▸ **Given exercise 1**
Answer these questions about the audio codec passage:
(a) What kind of codec's audio quality does the invention estimate?
(b) Which sector of the International Telecommunication Union recommended the earlier proposal?
(c) In which two kinds of audio codec can that proposal not be used?

⁂

The present invention relates to an apparatus and method for estimating the auditory quality in a multi-channel audio codec; and, more particularly, to an apparatus and method for estimating the audio quality of a multi-channel audio codec by measuring a degree of degradation in the perceived audio quality of an audio signal which is encoded and decoded by the multi-channel audio codec with respect to an original signal before the compression.

BACKGROUND ART

A study on a method for evaluating the audio quality of a monaural or a stereo channel audio signal codec has been made for a long period of time up to now. There is a proposal recommended by ITU Radiocommunication Sector (ITU-R)(see ITU-R Recommendation BS. 1387-1, “Method for objective measurements of perceived audio quality”, International Telecommunication Union, Geneva, Switzerland, 1998).
The proposal, however, has a limitation that it cannot be used in an intermediate/low performance audio codec and a multi-channel audio codec.

⁂

▸ **Given exercise 2**
Could you return only the entries starting at the line that contains "- ring-fruit: [584, 232, 594, 242]" and ending at the line that contains "- y-input[interactable]: -114: [430, 417, 502, 465]", with both lines included, copied character for character?

⁂

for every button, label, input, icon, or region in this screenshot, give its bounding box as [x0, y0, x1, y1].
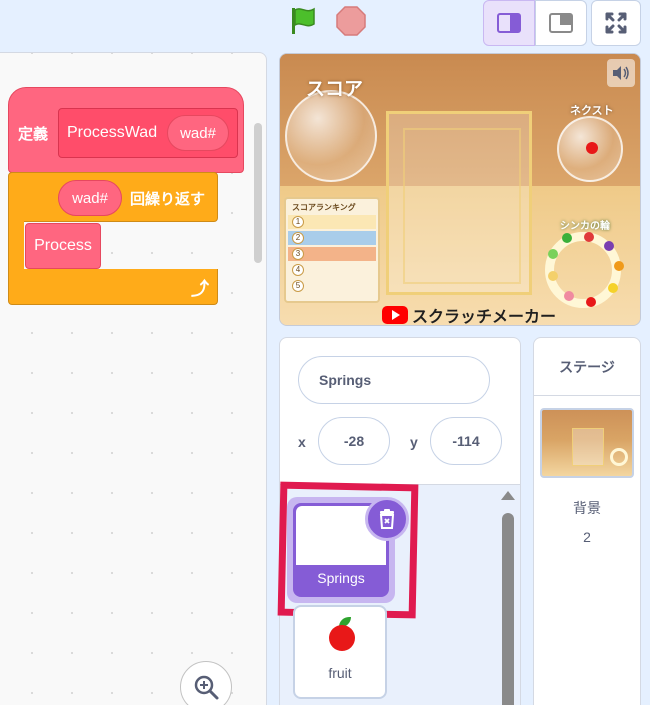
- ring-fruit: [584, 232, 594, 242]
- define-label: 定義: [18, 126, 49, 143]
- ring-fruit: [564, 291, 574, 301]
- stage-thumbnail-ring: [610, 448, 628, 466]
- backdrop-count: 2: [583, 529, 591, 545]
- rank-row: 4: [288, 263, 376, 277]
- sprite-list: Springs fruit: [277, 481, 520, 705]
- evolution-ring: [545, 232, 624, 308]
- y-input[interactable]: -114: [430, 417, 502, 465]
- stage-thumbnail-box: [572, 428, 604, 466]
- script-area[interactable]: 定義 ProcessWad wad# wad# 回繰り返す Process ⤴: [0, 52, 267, 705]
- brand-logo: スクラッチメーカー: [382, 303, 557, 326]
- sprite-tile-selected[interactable]: Springs: [277, 481, 419, 619]
- next-fruit: [586, 142, 598, 154]
- score-title: スコア: [306, 79, 364, 100]
- top-toolbar: [0, 0, 650, 52]
- evolution-ring-title: シンカの輪: [560, 221, 610, 232]
- y-label: y: [410, 434, 418, 450]
- fruit-icon: [329, 625, 355, 651]
- small-stage-icon: [497, 13, 521, 33]
- script-scrollbar[interactable]: [254, 123, 262, 263]
- zoom-in-icon: [194, 675, 219, 700]
- ring-fruit: [604, 241, 614, 251]
- sprite-name-input[interactable]: Springs: [298, 356, 490, 404]
- rank-number: 5: [292, 280, 304, 292]
- process-call-block[interactable]: Process: [25, 223, 101, 269]
- rank-number: 3: [292, 248, 304, 260]
- ring-fruit: [586, 297, 596, 307]
- sprite-list-scrollbar[interactable]: [502, 513, 514, 705]
- rank-row: 2: [288, 231, 376, 245]
- sprite-tile-label: Springs: [317, 570, 365, 586]
- rank-row: 1: [288, 215, 376, 229]
- large-stage-button[interactable]: [535, 0, 587, 46]
- green-flag-icon[interactable]: [286, 4, 320, 38]
- x-input[interactable]: -28: [318, 417, 390, 465]
- repeat-label: 回繰り返す: [130, 191, 206, 208]
- ring-fruit: [562, 233, 572, 243]
- sprite-tile[interactable]: fruit: [293, 605, 387, 699]
- stop-icon[interactable]: [334, 4, 368, 38]
- trash-icon: [379, 509, 395, 529]
- scroll-up-arrow[interactable]: [501, 491, 515, 500]
- rank-row: 5: [288, 279, 376, 293]
- ring-fruit: [548, 249, 558, 259]
- mute-button[interactable]: [607, 59, 635, 87]
- large-stage-icon: [549, 13, 573, 33]
- repeat-block[interactable]: wad# 回繰り返す: [8, 172, 218, 222]
- define-block[interactable]: 定義 ProcessWad wad#: [8, 87, 244, 173]
- loop-arrow-icon: ⤴: [191, 279, 209, 299]
- next-bubble: [557, 116, 623, 182]
- rank-row: 3: [288, 247, 376, 261]
- stage-canvas[interactable]: スコア ネクスト スコアランキング 1 2 3 4 5 シンカの輪 スクラッチメ…: [279, 53, 641, 326]
- repeat-count-reporter[interactable]: wad#: [58, 180, 122, 216]
- small-stage-button[interactable]: [483, 0, 535, 46]
- x-label: x: [298, 434, 306, 450]
- procedure-name: ProcessWad: [67, 124, 158, 141]
- fullscreen-icon: [605, 12, 627, 34]
- game-container-inner: [403, 128, 521, 284]
- speaker-icon: [613, 66, 629, 80]
- score-bubble: [285, 90, 377, 182]
- repeat-block-arm: [8, 221, 24, 271]
- stage-header: ステージ: [534, 338, 640, 396]
- stage-target-pane[interactable]: ステージ 背景 2: [533, 337, 641, 705]
- youtube-icon: [382, 306, 408, 324]
- sprite-tile-label: fruit: [328, 665, 352, 681]
- brand-text: スクラッチメーカー: [412, 309, 557, 326]
- procedure-prototype[interactable]: ProcessWad wad#: [58, 108, 238, 158]
- sprite-info-pane: Springs x -28 y -114 Springs fruit: [277, 337, 521, 705]
- backdrop-label: 背景: [573, 500, 601, 516]
- ranking-title: スコアランキング: [292, 203, 356, 212]
- game-container-box: [386, 111, 532, 295]
- rank-number: 4: [292, 264, 304, 276]
- repeat-block-end: ⤴: [8, 269, 218, 305]
- ring-fruit: [614, 261, 624, 271]
- zoom-in-button[interactable]: [180, 661, 232, 705]
- rank-number: 1: [292, 216, 304, 228]
- delete-sprite-button[interactable]: [365, 497, 409, 541]
- next-title: ネクスト: [570, 105, 614, 117]
- ring-fruit: [548, 271, 558, 281]
- procedure-argument[interactable]: wad#: [167, 115, 229, 151]
- fullscreen-button[interactable]: [591, 0, 641, 46]
- score-ranking-panel: スコアランキング 1 2 3 4 5: [284, 197, 380, 303]
- ring-fruit: [608, 283, 618, 293]
- stage-thumbnail[interactable]: [540, 408, 634, 478]
- rank-number: 2: [292, 232, 304, 244]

⁂

▸ **Written reply 1**
(a) A multi-channel audio codec.
(b) The ITU Radiocommunication Sector (ITU-R).
(c) An intermediate/low performance audio codec and a multi-channel audio codec.

▸ **Written reply 2**
- ring-fruit: [584, 232, 594, 242]
- define-label: 定義: [18, 126, 49, 143]
- ring-fruit: [564, 291, 574, 301]
- stage-thumbnail-ring: [610, 448, 628, 466]
- backdrop-count: 2: [583, 529, 591, 545]
- rank-row: 4: [288, 263, 376, 277]
- sprite-list: Springs fruit: [277, 481, 520, 705]
- evolution-ring: [545, 232, 624, 308]
- y-input[interactable]: -114: [430, 417, 502, 465]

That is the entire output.